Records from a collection

-.-.-

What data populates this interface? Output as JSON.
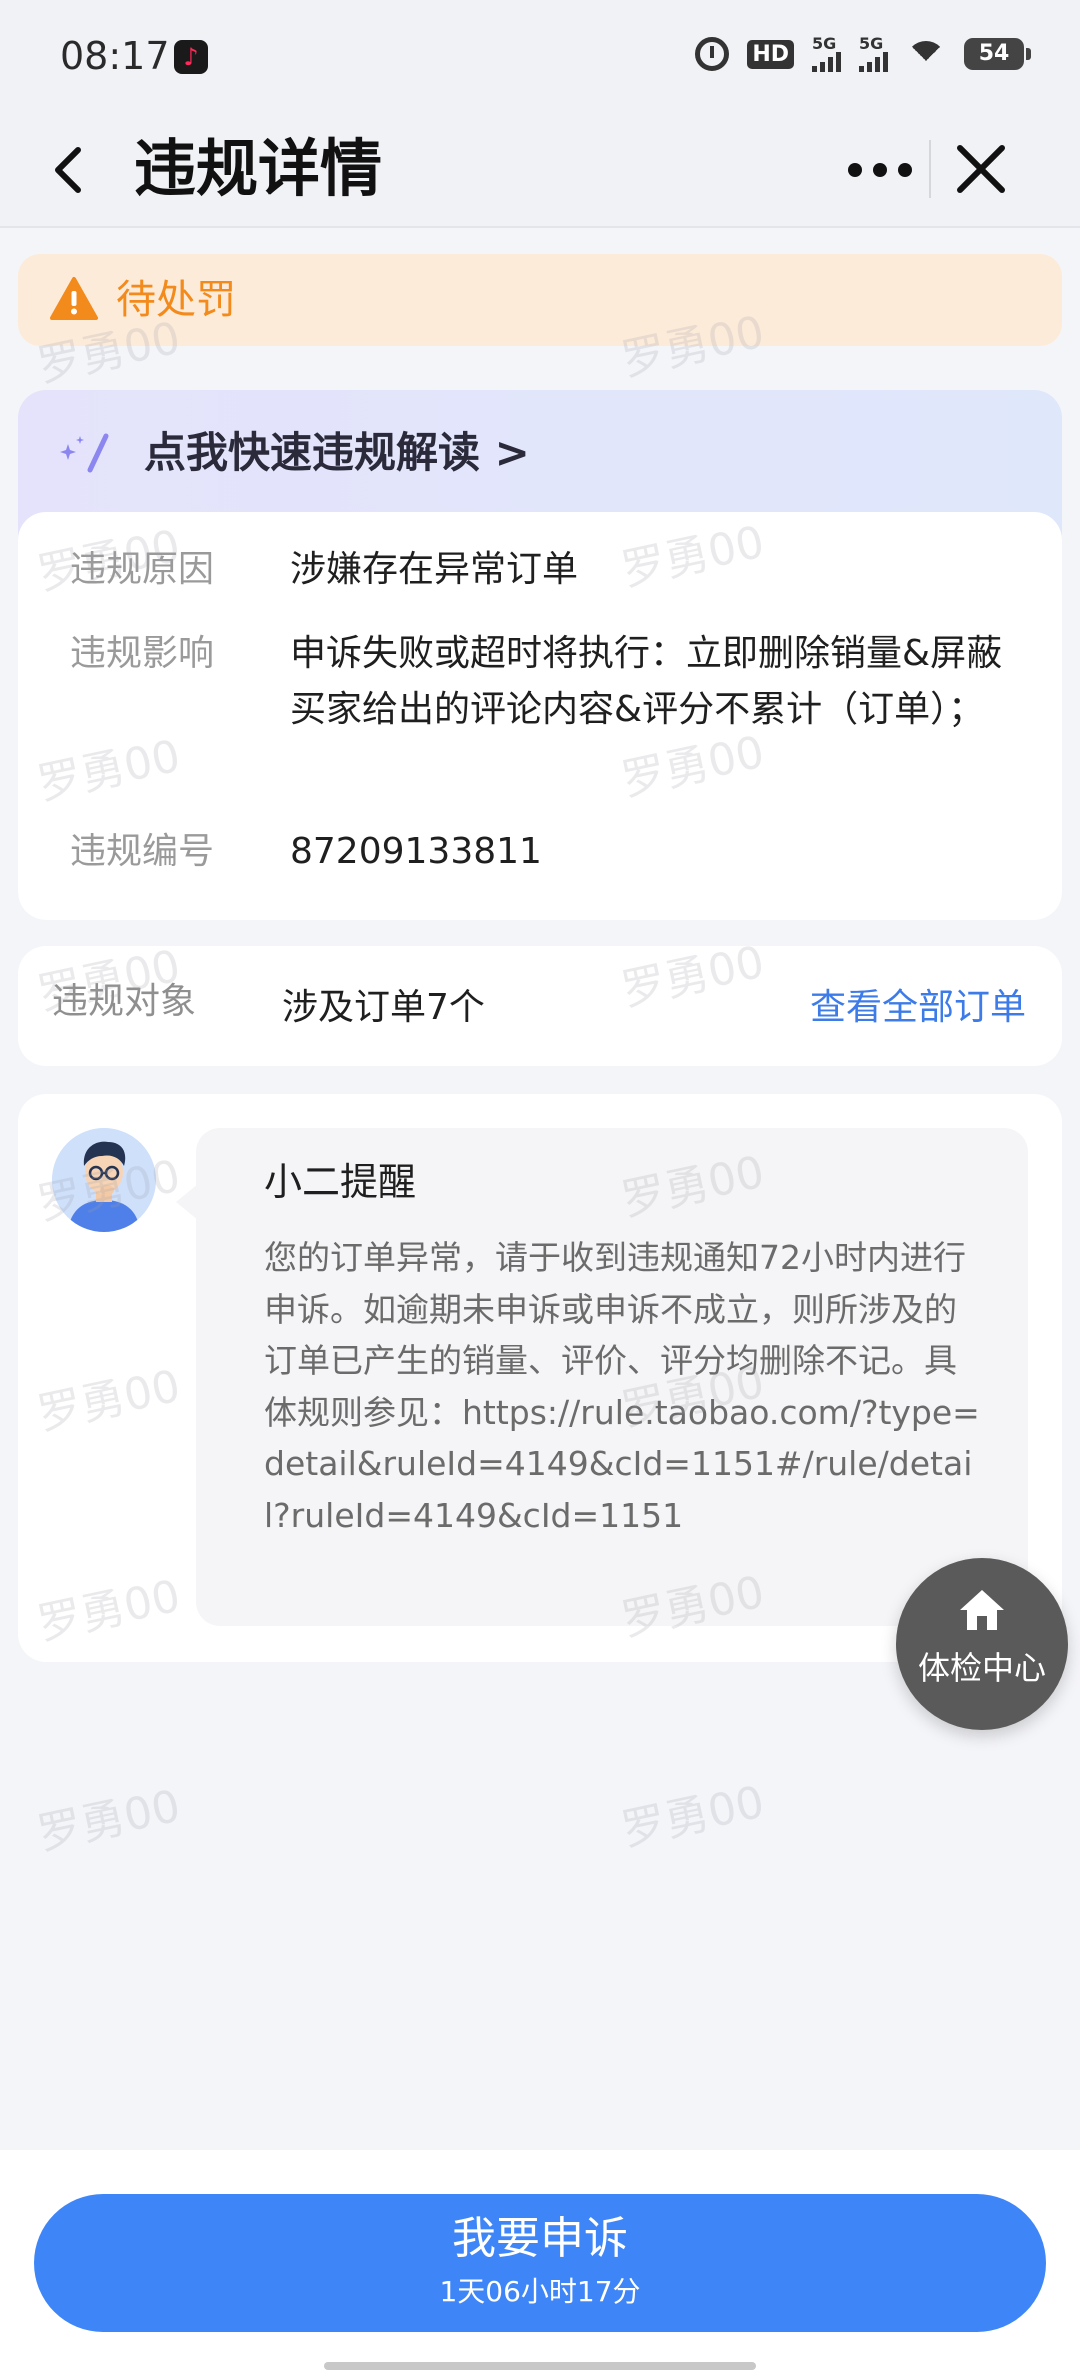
{
  "status_bar": {
    "time": "08:17",
    "hd_label": "HD",
    "signal_1": "5G",
    "signal_2": "5G",
    "battery": "54"
  },
  "nav": {
    "title": "违规详情"
  },
  "penalty": {
    "status": "待处罚",
    "accent_color": "#f28a1c"
  },
  "interpretation": {
    "label": "点我快速违规解读 >"
  },
  "details": [
    {
      "label": "违规原因",
      "value": "涉嫌存在异常订单"
    },
    {
      "label": "违规影响",
      "value": "申诉失败或超时将执行：立即删除销量&屏蔽买家给出的评论内容&评分不累计（订单）；"
    },
    {
      "label": "违规编号",
      "value": "87209133811"
    }
  ],
  "object": {
    "label": "违规对象",
    "value": "涉及订单7个",
    "link": "查看全部订单"
  },
  "reminder": {
    "title": "小二提醒",
    "body": "您的订单异常，请于收到违规通知72小时内进行申诉。如逾期未申诉或申诉不成立，则所涉及的订单已产生的销量、评价、评分均删除不记。具体规则参见：https://rule.taobao.com/?type=detail&ruleId=4149&cId=1151#/rule/detail?ruleId=4149&cId=1151"
  },
  "float_button": {
    "label": "体检中心",
    "icon": "home-icon"
  },
  "watermark": "罗勇00",
  "appeal": {
    "label": "我要申诉",
    "countdown": "1天06小时17分",
    "color": "#3e86f8"
  }
}
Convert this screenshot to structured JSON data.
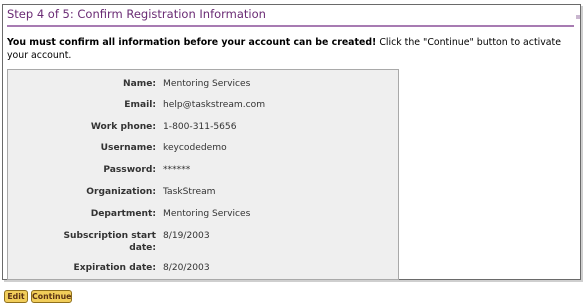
{
  "header": {
    "title": "Step 4 of 5: Confirm Registration Information"
  },
  "intro": {
    "bold_text": "You must confirm all information before your account can be created!",
    "normal_text": " Click the \"Continue\" button to activate your account."
  },
  "fields": [
    {
      "label": "Name:",
      "value": "Mentoring Services"
    },
    {
      "label": "Email:",
      "value": "help@taskstream.com"
    },
    {
      "label": "Work phone:",
      "value": "1-800-311-5656"
    },
    {
      "label": "Username:",
      "value": "keycodedemo"
    },
    {
      "label": "Password:",
      "value": "******"
    },
    {
      "label": "Organization:",
      "value": "TaskStream"
    },
    {
      "label": "Department:",
      "value": "Mentoring Services"
    },
    {
      "label_line1": "Subscription start",
      "label_line2": "date:",
      "value": "8/19/2003"
    },
    {
      "label": "Expiration date:",
      "value": "8/20/2003"
    }
  ],
  "buttons": {
    "edit": "Edit",
    "continue": "Continue"
  },
  "colors": {
    "header_text": "#6a2b74",
    "header_rule": "#a77bb2",
    "panel_border": "#6a6a6a",
    "box_background": "#efefef",
    "button_fill": "#f1cd5a",
    "button_border": "#8f6f1c"
  }
}
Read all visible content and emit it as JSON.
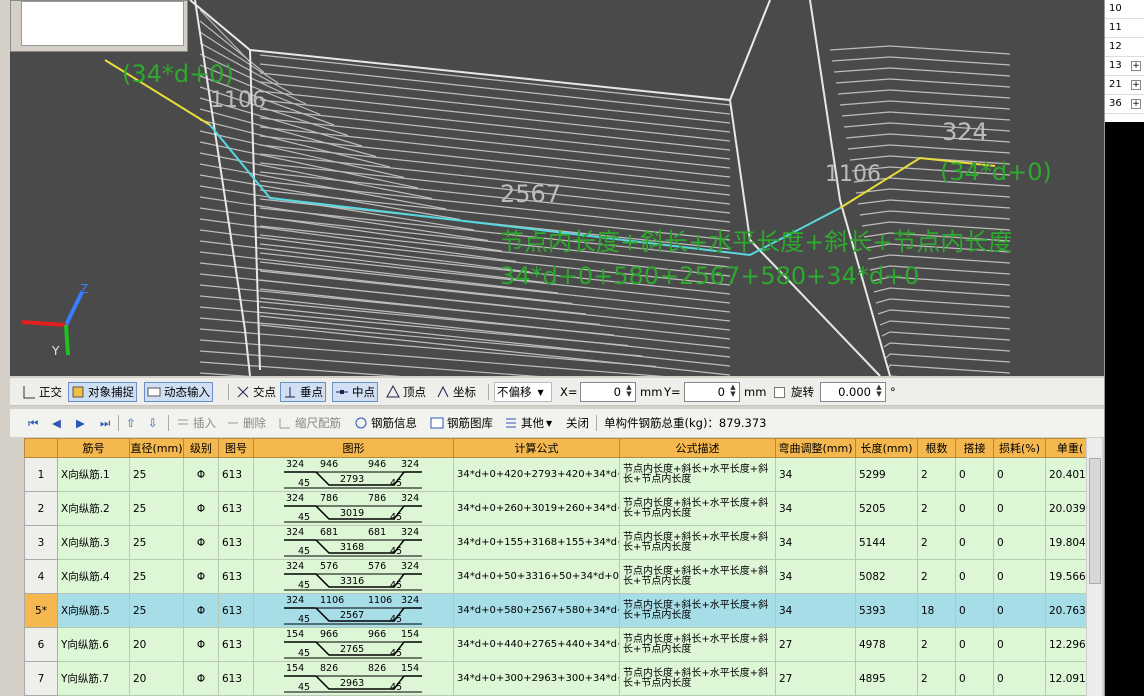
{
  "viewport": {
    "labels": {
      "formula_top_left": "(34*d+0)",
      "dim_1106_left": "1106",
      "dim_2567": "2567",
      "dim_1106_right": "1106",
      "dim_324": "324",
      "formula_right": "(34*d+0)",
      "desc_line": "节点内长度+斜长+水平长度+斜长+节点内长度",
      "formula_line": "34*d+0+580+2567+580+34*d+0"
    },
    "axes": {
      "x": "X",
      "y": "Y",
      "z": "Z"
    },
    "colors": {
      "bg": "#4a4a4a",
      "hatch": "#bdbdbd",
      "rebar_cyan": "#57d8e0",
      "rebar_yellow": "#e8df3a",
      "green_text": "#2ea82e"
    }
  },
  "right_panel": {
    "rows": [
      {
        "num": "10",
        "plus": ""
      },
      {
        "num": "11",
        "plus": ""
      },
      {
        "num": "12",
        "plus": ""
      },
      {
        "num": "13",
        "plus": "+"
      },
      {
        "num": "21",
        "plus": "+"
      },
      {
        "num": "36",
        "plus": "+"
      }
    ]
  },
  "toolbar1": {
    "ortho": "正交",
    "snap": "对象捕捉",
    "dynamic": "动态输入",
    "intersect": "交点",
    "perpendicular": "垂点",
    "midpoint": "中点",
    "vertex": "顶点",
    "coord": "坐标",
    "offset": "不偏移",
    "x_label": "X=",
    "x_value": "0",
    "x_unit": "mm",
    "y_label": "Y=",
    "y_value": "0",
    "y_unit": "mm",
    "rotate": "旋转",
    "rotate_value": "0.000",
    "deg": "°"
  },
  "toolbar2": {
    "insert": "插入",
    "delete": "删除",
    "scale": "缩尺配筋",
    "info": "钢筋信息",
    "library": "钢筋图库",
    "other": "其他",
    "close": "关闭",
    "total_label": "单构件钢筋总重(kg)：879.373"
  },
  "table": {
    "headers": [
      "",
      "筋号",
      "直径(mm)",
      "级别",
      "图号",
      "图形",
      "计算公式",
      "公式描述",
      "弯曲调整(mm)",
      "长度(mm)",
      "根数",
      "搭接",
      "损耗(%)",
      "单重("
    ],
    "rows": [
      {
        "num": "1",
        "name": "X向纵筋.1",
        "dia": "25",
        "grade": "Φ",
        "fig": "613",
        "s_l": "324",
        "s_ml": "946",
        "s_mr": "946",
        "s_r": "324",
        "s_mid": "2793",
        "s_bl": "45",
        "s_br": "45",
        "formula": "34*d+0+420+2793+420+34*d+0",
        "desc": "节点内长度+斜长+水平长度+斜长+节点内长度",
        "bend": "34",
        "length": "5299",
        "count": "2",
        "lap": "0",
        "loss": "0",
        "weight": "20.401"
      },
      {
        "num": "2",
        "name": "X向纵筋.2",
        "dia": "25",
        "grade": "Φ",
        "fig": "613",
        "s_l": "324",
        "s_ml": "786",
        "s_mr": "786",
        "s_r": "324",
        "s_mid": "3019",
        "s_bl": "45",
        "s_br": "45",
        "formula": "34*d+0+260+3019+260+34*d+0",
        "desc": "节点内长度+斜长+水平长度+斜长+节点内长度",
        "bend": "34",
        "length": "5205",
        "count": "2",
        "lap": "0",
        "loss": "0",
        "weight": "20.039"
      },
      {
        "num": "3",
        "name": "X向纵筋.3",
        "dia": "25",
        "grade": "Φ",
        "fig": "613",
        "s_l": "324",
        "s_ml": "681",
        "s_mr": "681",
        "s_r": "324",
        "s_mid": "3168",
        "s_bl": "45",
        "s_br": "45",
        "formula": "34*d+0+155+3168+155+34*d+0",
        "desc": "节点内长度+斜长+水平长度+斜长+节点内长度",
        "bend": "34",
        "length": "5144",
        "count": "2",
        "lap": "0",
        "loss": "0",
        "weight": "19.804"
      },
      {
        "num": "4",
        "name": "X向纵筋.4",
        "dia": "25",
        "grade": "Φ",
        "fig": "613",
        "s_l": "324",
        "s_ml": "576",
        "s_mr": "576",
        "s_r": "324",
        "s_mid": "3316",
        "s_bl": "45",
        "s_br": "45",
        "formula": "34*d+0+50+3316+50+34*d+0",
        "desc": "节点内长度+斜长+水平长度+斜长+节点内长度",
        "bend": "34",
        "length": "5082",
        "count": "2",
        "lap": "0",
        "loss": "0",
        "weight": "19.566"
      },
      {
        "num": "5*",
        "name": "X向纵筋.5",
        "dia": "25",
        "grade": "Φ",
        "fig": "613",
        "s_l": "324",
        "s_ml": "1106",
        "s_mr": "1106",
        "s_r": "324",
        "s_mid": "2567",
        "s_bl": "45",
        "s_br": "45",
        "formula": "34*d+0+580+2567+580+34*d+0",
        "desc": "节点内长度+斜长+水平长度+斜长+节点内长度",
        "bend": "34",
        "length": "5393",
        "count": "18",
        "lap": "0",
        "loss": "0",
        "weight": "20.763",
        "selected": true
      },
      {
        "num": "6",
        "name": "Y向纵筋.6",
        "dia": "20",
        "grade": "Φ",
        "fig": "613",
        "s_l": "154",
        "s_ml": "966",
        "s_mr": "966",
        "s_r": "154",
        "s_mid": "2765",
        "s_bl": "45",
        "s_br": "45",
        "formula": "34*d+0+440+2765+440+34*d+0",
        "desc": "节点内长度+斜长+水平长度+斜长+节点内长度",
        "bend": "27",
        "length": "4978",
        "count": "2",
        "lap": "0",
        "loss": "0",
        "weight": "12.296"
      },
      {
        "num": "7",
        "name": "Y向纵筋.7",
        "dia": "20",
        "grade": "Φ",
        "fig": "613",
        "s_l": "154",
        "s_ml": "826",
        "s_mr": "826",
        "s_r": "154",
        "s_mid": "2963",
        "s_bl": "45",
        "s_br": "45",
        "formula": "34*d+0+300+2963+300+34*d+0",
        "desc": "节点内长度+斜长+水平长度+斜长+节点内长度",
        "bend": "27",
        "length": "4895",
        "count": "2",
        "lap": "0",
        "loss": "0",
        "weight": "12.091"
      }
    ]
  }
}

-.-.-

Exercise task ->
In the entries above, locate every line with the word "weight" and copy it.

Correct result ->
        "weight": "20.401"
        "weight": "20.039"
        "weight": "19.804"
        "weight": "19.566"
        "weight": "20.763",
        "weight": "12.296"
        "weight": "12.091"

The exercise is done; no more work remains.